(Items from a dataset)
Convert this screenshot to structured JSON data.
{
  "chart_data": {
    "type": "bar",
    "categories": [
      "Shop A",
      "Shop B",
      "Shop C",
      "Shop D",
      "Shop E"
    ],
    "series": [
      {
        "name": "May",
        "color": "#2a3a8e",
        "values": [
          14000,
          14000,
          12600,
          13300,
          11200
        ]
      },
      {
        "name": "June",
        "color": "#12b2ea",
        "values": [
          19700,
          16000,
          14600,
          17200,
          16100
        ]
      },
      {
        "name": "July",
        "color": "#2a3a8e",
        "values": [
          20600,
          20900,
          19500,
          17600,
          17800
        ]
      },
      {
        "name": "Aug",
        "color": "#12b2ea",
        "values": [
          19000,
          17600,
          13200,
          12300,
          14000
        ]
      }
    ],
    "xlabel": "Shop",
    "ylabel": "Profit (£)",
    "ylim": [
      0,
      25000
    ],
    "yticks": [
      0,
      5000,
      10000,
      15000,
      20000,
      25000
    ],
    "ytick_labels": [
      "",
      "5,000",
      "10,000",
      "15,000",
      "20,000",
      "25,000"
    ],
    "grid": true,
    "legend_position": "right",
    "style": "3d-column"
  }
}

▶ [Task goal]
Exact copies of all the records are required.

▶ [Complete response]
Convert this screenshot to structured JSON data.
{
  "chart_data": {
    "type": "bar",
    "categories": [
      "Shop A",
      "Shop B",
      "Shop C",
      "Shop D",
      "Shop E"
    ],
    "series": [
      {
        "name": "May",
        "color": "#2a3a8e",
        "values": [
          14000,
          14000,
          12600,
          13300,
          11200
        ]
      },
      {
        "name": "June",
        "color": "#12b2ea",
        "values": [
          19700,
          16000,
          14600,
          17200,
          16100
        ]
      },
      {
        "name": "July",
        "color": "#2a3a8e",
        "values": [
          20600,
          20900,
          19500,
          17600,
          17800
        ]
      },
      {
        "name": "Aug",
        "color": "#12b2ea",
        "values": [
          19000,
          17600,
          13200,
          12300,
          14000
        ]
      }
    ],
    "xlabel": "Shop",
    "ylabel": "Profit (£)",
    "ylim": [
      0,
      25000
    ],
    "yticks": [
      0,
      5000,
      10000,
      15000,
      20000,
      25000
    ],
    "ytick_labels": [
      "",
      "5,000",
      "10,000",
      "15,000",
      "20,000",
      "25,000"
    ],
    "grid": true,
    "legend_position": "right",
    "style": "3d-column"
  }
}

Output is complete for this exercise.